Every record must appear in your copy exactly as written, with no pictures.

--- INFORMATION SHOWN ---

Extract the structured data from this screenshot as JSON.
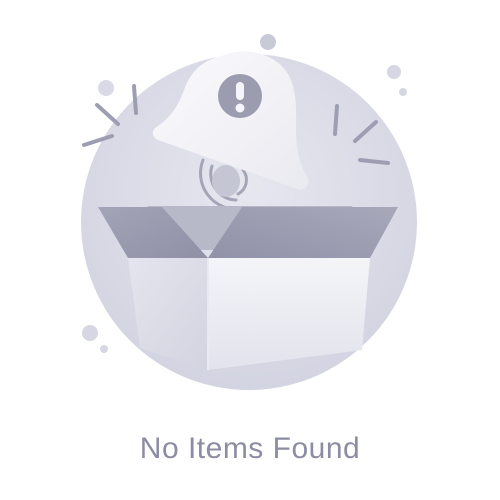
{
  "empty_state": {
    "message": "No Items Found",
    "icon": "empty-box-with-alert-bell-icon",
    "colors": {
      "text": "#8c8ca3",
      "circle": "#dcdde8",
      "bell": "#f4f4f8",
      "alert_badge": "#9b9cb0",
      "box_front": "#eceef4",
      "box_inside": "#9fa0b3",
      "accent_lines": "#9d9eb2",
      "dots": "#d6d7e3"
    }
  }
}
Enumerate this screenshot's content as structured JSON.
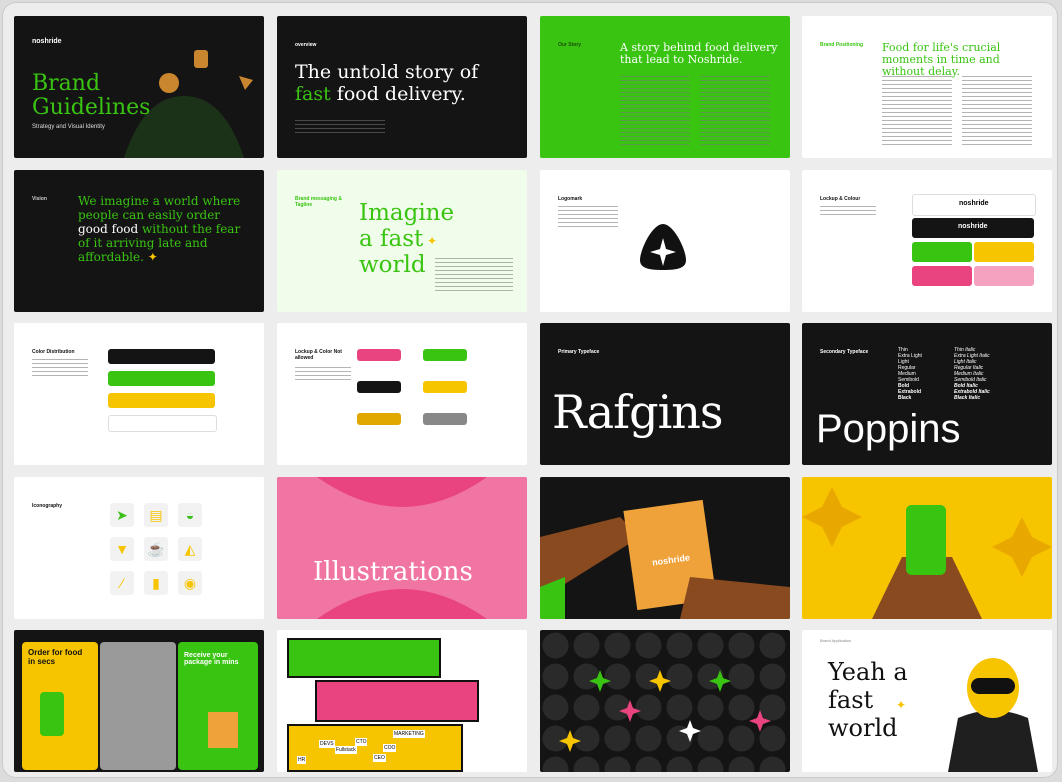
{
  "brand": "noshride",
  "cards": {
    "c1": {
      "title": "Brand Guidelines",
      "subtitle": "Strategy and Visual Identity"
    },
    "c2": {
      "label": "overview",
      "headline_1": "The untold story of",
      "headline_accent": "fast",
      "headline_2": "food delivery."
    },
    "c3": {
      "label": "Our Story",
      "headline": "A story behind food delivery that lead to Noshride."
    },
    "c4": {
      "label": "Brand Positioning",
      "headline": "Food for life's crucial moments in time and without delay."
    },
    "c5": {
      "label": "Vision",
      "text_1": "We imagine a world where people can easily order",
      "text_accent": "good food",
      "text_2": "without the fear of it arriving late and affordable."
    },
    "c6": {
      "label": "Brand messaging & Tagline",
      "headline": "Imagine a fast world"
    },
    "c7": {
      "label": "Logomark"
    },
    "c8": {
      "label": "Lockup & Colour"
    },
    "c9": {
      "label": "Color Distribution"
    },
    "c10": {
      "label": "Lockup & Color Not allowed"
    },
    "c11": {
      "label": "Primary Typeface",
      "font_name": "Rafgins"
    },
    "c12": {
      "label": "Secondary Typeface",
      "font_name": "Poppins",
      "weights": [
        "Thin",
        "Extra Light",
        "Light",
        "Regular",
        "Medium",
        "Semibold",
        "Bold",
        "Extrabold",
        "Black"
      ],
      "italics": [
        "Thin Italic",
        "Extra Light Italic",
        "Light Italic",
        "Regular Italic",
        "Medium Italic",
        "Semibold Italic",
        "Bold Italic",
        "Extrabold Italic",
        "Black Italic"
      ]
    },
    "c13": {
      "label": "Iconography"
    },
    "c14": {
      "title": "Illustrations"
    },
    "c15": {
      "bag_logo": "noshride"
    },
    "c17": {
      "promo_1": "Order for food in secs",
      "promo_2": "Receive your package in mins"
    },
    "c18": {
      "signs": [
        "DEVS",
        "Fullstack",
        "CTO",
        "COO",
        "MARKETING",
        "CEO",
        "HR"
      ]
    },
    "c20": {
      "label": "Brand Application",
      "headline": "Yeah a fast world"
    }
  },
  "colors": {
    "green": "#39c412",
    "yellow": "#f7c400",
    "pink": "#e9447f",
    "black": "#141414",
    "orange": "#f0a23a"
  }
}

---

■ ANSWER TO THIS EXERCISE
Extract the structured data from this screenshot as JSON.
{
  "empty_state": {
    "message": "No Items Found",
    "icon": "empty-box-with-alert-bell-icon",
    "colors": {
      "text": "#8c8ca3",
      "circle": "#dcdde8",
      "bell": "#f4f4f8",
      "alert_badge": "#9b9cb0",
      "box_front": "#eceef4",
      "box_inside": "#9fa0b3",
      "accent_lines": "#9d9eb2",
      "dots": "#d6d7e3"
    }
  }
}
Enumerate this screenshot's content as structured JSON.
{
  "brand": "noshride",
  "cards": {
    "c1": {
      "title": "Brand Guidelines",
      "subtitle": "Strategy and Visual Identity"
    },
    "c2": {
      "label": "overview",
      "headline_1": "The untold story of",
      "headline_accent": "fast",
      "headline_2": "food delivery."
    },
    "c3": {
      "label": "Our Story",
      "headline": "A story behind food delivery that lead to Noshride."
    },
    "c4": {
      "label": "Brand Positioning",
      "headline": "Food for life's crucial moments in time and without delay."
    },
    "c5": {
      "label": "Vision",
      "text_1": "We imagine a world where people can easily order",
      "text_accent": "good food",
      "text_2": "without the fear of it arriving late and affordable."
    },
    "c6": {
      "label": "Brand messaging & Tagline",
      "headline": "Imagine a fast world"
    },
    "c7": {
      "label": "Logomark"
    },
    "c8": {
      "label": "Lockup & Colour"
    },
    "c9": {
      "label": "Color Distribution"
    },
    "c10": {
      "label": "Lockup & Color Not allowed"
    },
    "c11": {
      "label": "Primary Typeface",
      "font_name": "Rafgins"
    },
    "c12": {
      "label": "Secondary Typeface",
      "font_name": "Poppins",
      "weights": [
        "Thin",
        "Extra Light",
        "Light",
        "Regular",
        "Medium",
        "Semibold",
        "Bold",
        "Extrabold",
        "Black"
      ],
      "italics": [
        "Thin Italic",
        "Extra Light Italic",
        "Light Italic",
        "Regular Italic",
        "Medium Italic",
        "Semibold Italic",
        "Bold Italic",
        "Extrabold Italic",
        "Black Italic"
      ]
    },
    "c13": {
      "label": "Iconography"
    },
    "c14": {
      "title": "Illustrations"
    },
    "c15": {
      "bag_logo": "noshride"
    },
    "c17": {
      "promo_1": "Order for food in secs",
      "promo_2": "Receive your package in mins"
    },
    "c18": {
      "signs": [
        "DEVS",
        "Fullstack",
        "CTO",
        "COO",
        "MARKETING",
        "CEO",
        "HR"
      ]
    },
    "c20": {
      "label": "Brand Application",
      "headline": "Yeah a fast world"
    }
  },
  "colors": {
    "green": "#39c412",
    "yellow": "#f7c400",
    "pink": "#e9447f",
    "black": "#141414",
    "orange": "#f0a23a"
  }
}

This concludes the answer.